[WHAT TO WORK ON]: From the listing below, copy every line with the word "total".

-=-=-

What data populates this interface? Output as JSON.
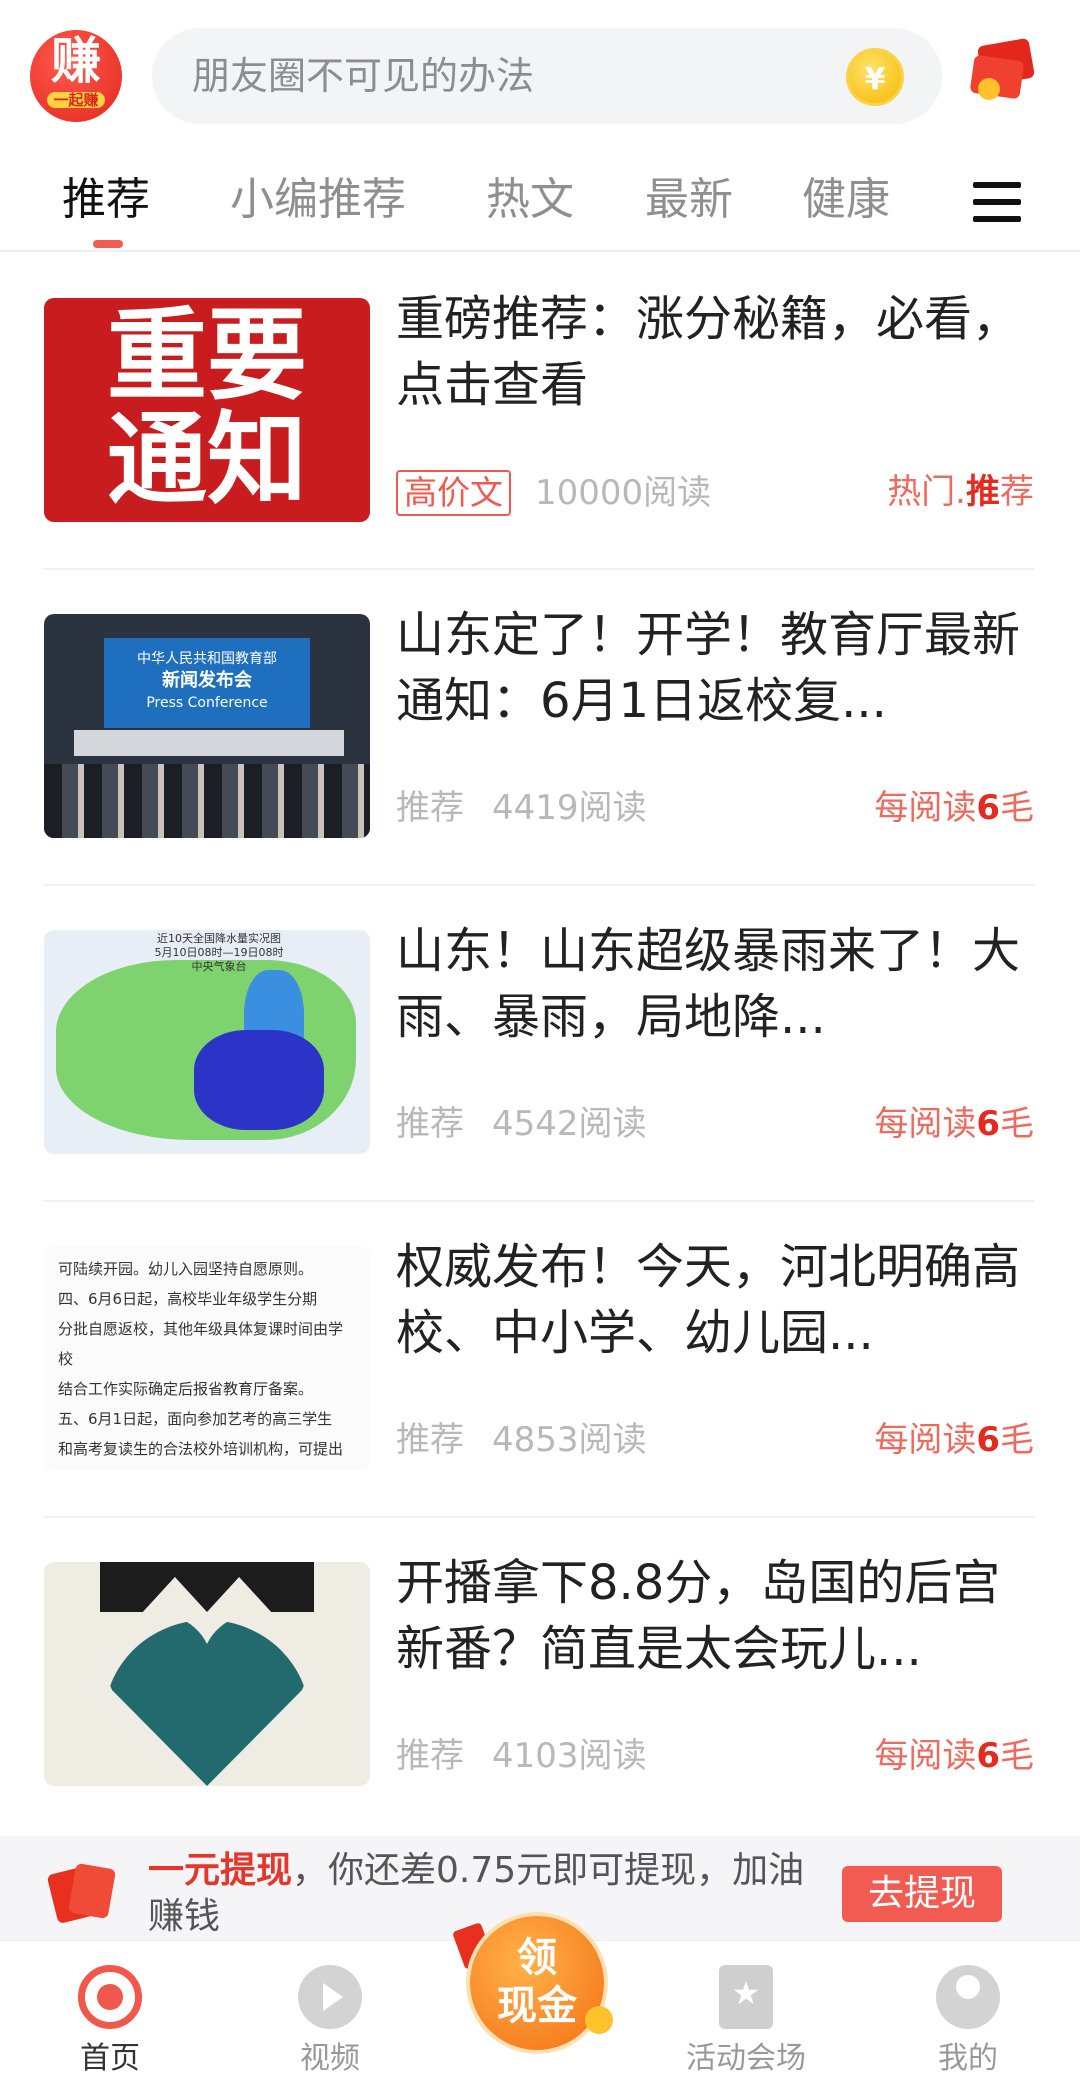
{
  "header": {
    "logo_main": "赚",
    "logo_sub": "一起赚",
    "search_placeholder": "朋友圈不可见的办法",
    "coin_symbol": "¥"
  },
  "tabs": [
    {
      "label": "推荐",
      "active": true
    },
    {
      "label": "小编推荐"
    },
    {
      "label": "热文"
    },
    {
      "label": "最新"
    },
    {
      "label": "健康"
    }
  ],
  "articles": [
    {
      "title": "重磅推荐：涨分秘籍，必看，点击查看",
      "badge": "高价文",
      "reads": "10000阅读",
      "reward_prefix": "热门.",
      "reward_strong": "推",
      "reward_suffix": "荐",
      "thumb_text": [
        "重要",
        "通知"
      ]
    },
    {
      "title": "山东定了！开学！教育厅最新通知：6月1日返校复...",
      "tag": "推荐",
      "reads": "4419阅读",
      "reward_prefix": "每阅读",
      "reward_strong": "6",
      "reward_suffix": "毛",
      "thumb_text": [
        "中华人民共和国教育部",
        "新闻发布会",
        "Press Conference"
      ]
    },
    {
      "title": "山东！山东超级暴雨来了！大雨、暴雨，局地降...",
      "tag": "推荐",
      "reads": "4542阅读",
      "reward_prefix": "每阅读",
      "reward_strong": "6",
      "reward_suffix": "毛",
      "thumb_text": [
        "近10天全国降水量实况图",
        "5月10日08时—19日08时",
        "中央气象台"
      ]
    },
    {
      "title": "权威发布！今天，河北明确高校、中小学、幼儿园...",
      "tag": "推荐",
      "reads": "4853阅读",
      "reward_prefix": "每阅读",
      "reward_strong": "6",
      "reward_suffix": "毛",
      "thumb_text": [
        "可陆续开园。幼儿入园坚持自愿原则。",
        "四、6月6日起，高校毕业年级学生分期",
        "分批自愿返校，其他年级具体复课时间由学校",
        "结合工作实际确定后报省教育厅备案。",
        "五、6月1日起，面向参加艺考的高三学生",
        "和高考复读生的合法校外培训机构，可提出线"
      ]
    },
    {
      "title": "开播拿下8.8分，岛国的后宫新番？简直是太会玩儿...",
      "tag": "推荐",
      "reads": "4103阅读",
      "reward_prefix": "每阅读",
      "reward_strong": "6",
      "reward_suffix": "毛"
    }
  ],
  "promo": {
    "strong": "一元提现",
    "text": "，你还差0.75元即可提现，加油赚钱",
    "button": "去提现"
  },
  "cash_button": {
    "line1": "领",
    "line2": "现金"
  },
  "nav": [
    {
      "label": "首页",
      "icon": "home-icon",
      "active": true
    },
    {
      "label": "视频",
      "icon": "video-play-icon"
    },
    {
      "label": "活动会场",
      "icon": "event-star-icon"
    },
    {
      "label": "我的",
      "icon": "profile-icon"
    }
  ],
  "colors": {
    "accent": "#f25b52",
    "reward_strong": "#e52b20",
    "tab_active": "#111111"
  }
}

-=-=-

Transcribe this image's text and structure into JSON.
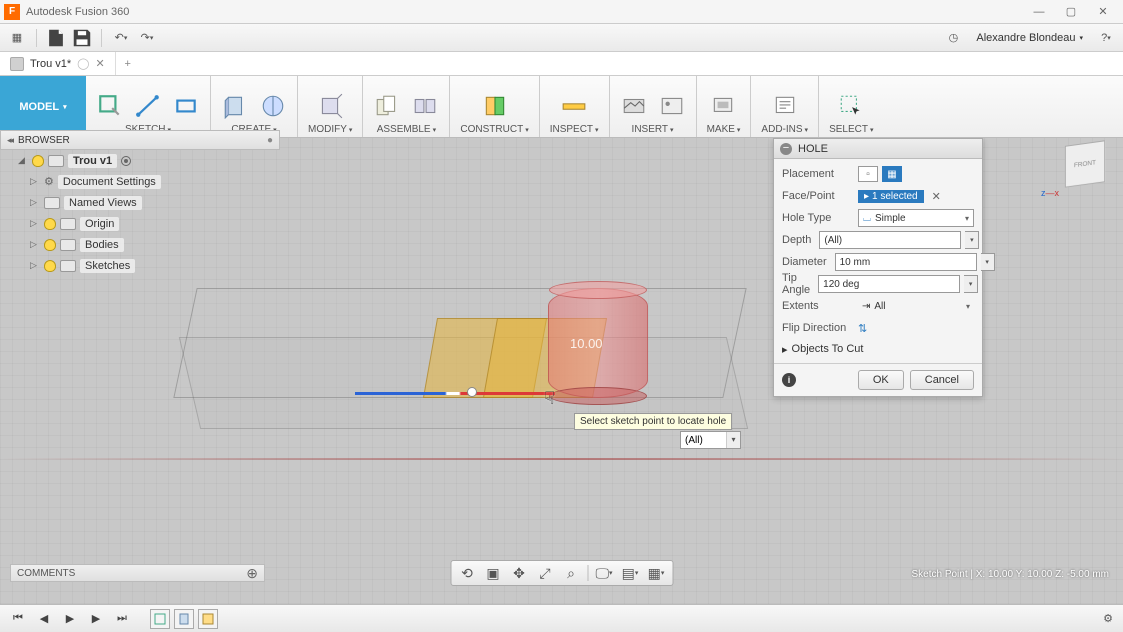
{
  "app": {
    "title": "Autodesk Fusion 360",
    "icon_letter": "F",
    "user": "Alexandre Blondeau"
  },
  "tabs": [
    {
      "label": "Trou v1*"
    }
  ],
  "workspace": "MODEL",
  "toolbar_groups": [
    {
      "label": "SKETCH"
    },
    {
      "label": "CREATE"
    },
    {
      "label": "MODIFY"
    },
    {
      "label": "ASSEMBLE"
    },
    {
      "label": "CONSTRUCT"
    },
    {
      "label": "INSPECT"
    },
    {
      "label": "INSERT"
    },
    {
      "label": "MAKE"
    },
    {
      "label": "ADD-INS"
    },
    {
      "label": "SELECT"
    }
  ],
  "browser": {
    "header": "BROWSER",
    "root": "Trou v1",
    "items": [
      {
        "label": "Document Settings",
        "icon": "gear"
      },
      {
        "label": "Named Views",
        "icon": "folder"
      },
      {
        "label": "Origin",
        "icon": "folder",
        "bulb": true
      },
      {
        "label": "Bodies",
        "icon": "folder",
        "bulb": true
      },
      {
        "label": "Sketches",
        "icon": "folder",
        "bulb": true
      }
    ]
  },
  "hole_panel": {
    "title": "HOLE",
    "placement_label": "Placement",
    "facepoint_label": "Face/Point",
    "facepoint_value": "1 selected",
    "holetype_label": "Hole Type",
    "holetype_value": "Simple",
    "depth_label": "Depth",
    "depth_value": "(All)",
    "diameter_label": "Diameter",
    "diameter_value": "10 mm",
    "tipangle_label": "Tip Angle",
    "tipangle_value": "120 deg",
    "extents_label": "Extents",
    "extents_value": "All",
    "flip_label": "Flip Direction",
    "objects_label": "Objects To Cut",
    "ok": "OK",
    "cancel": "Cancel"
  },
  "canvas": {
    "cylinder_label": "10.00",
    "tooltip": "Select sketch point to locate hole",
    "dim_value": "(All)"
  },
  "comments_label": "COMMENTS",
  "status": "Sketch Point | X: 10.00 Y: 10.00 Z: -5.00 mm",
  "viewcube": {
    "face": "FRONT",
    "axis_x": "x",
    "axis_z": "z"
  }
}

-=-=-

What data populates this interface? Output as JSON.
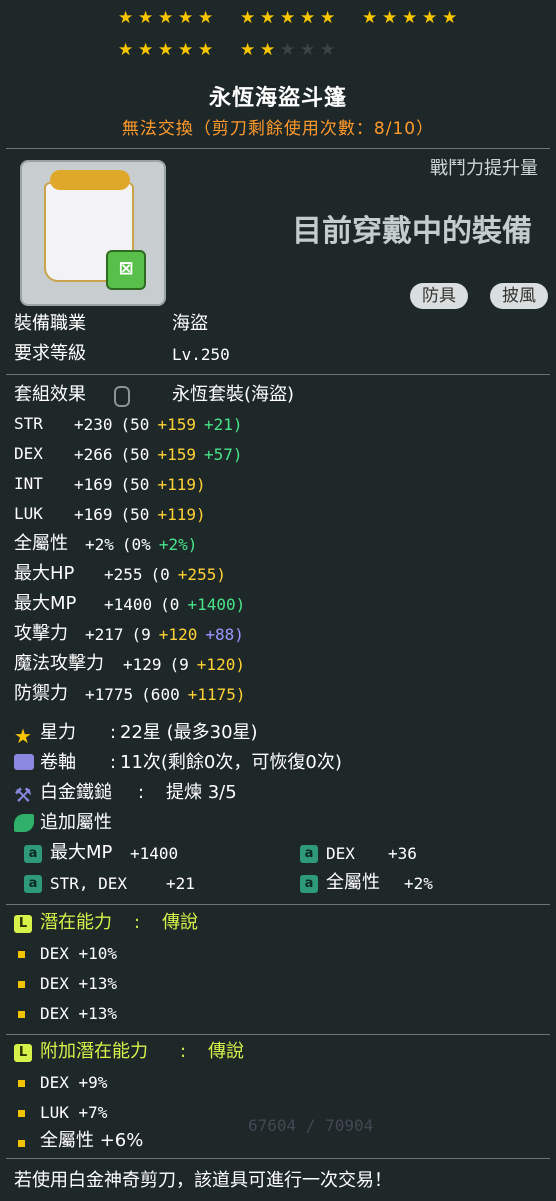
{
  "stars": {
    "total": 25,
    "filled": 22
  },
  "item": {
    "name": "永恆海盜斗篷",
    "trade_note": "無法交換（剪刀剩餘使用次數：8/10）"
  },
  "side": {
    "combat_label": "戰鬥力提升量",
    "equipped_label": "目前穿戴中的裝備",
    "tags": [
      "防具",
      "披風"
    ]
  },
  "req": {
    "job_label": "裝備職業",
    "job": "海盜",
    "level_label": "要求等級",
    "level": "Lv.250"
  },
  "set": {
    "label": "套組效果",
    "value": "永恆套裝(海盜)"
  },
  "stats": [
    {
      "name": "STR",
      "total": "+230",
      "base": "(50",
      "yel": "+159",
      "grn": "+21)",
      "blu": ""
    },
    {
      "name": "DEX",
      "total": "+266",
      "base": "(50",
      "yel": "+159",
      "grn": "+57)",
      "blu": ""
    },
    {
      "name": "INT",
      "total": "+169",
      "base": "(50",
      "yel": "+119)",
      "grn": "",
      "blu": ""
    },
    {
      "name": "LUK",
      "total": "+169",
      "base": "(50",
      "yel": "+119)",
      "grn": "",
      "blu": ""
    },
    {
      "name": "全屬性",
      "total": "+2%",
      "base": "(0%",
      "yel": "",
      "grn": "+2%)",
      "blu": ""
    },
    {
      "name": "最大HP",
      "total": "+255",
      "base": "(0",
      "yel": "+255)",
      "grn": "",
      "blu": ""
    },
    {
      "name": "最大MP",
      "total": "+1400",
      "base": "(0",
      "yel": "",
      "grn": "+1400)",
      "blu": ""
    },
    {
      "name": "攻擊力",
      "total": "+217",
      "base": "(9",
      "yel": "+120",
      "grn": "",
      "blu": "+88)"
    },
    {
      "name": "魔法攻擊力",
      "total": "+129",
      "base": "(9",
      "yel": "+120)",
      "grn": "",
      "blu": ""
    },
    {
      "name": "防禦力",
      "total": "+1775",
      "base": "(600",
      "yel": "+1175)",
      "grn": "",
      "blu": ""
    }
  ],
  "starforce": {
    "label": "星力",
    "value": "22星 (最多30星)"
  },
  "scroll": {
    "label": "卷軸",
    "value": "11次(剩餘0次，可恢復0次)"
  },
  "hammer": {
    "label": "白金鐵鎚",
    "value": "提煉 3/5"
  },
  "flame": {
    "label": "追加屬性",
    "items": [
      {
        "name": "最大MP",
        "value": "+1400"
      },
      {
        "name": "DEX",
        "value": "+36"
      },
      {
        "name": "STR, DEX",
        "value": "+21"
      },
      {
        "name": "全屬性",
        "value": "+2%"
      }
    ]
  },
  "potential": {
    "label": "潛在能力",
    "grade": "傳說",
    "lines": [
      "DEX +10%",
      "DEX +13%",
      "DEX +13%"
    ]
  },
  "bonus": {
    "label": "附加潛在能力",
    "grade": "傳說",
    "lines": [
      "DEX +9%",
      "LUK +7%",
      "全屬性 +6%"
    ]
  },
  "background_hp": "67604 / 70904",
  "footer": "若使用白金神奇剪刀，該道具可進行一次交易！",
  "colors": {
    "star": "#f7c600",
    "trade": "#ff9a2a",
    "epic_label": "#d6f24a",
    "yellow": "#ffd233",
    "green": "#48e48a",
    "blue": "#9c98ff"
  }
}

-=-=-

[TASK SOLUTION]:
    "total": 25,
      "total": "+230",
      "total": "+266",
      "total": "+169",
      "total": "+169",
      "total": "+2%",
      "total": "+255",
      "total": "+1400",
      "total": "+217",
      "total": "+129",
      "total": "+1775",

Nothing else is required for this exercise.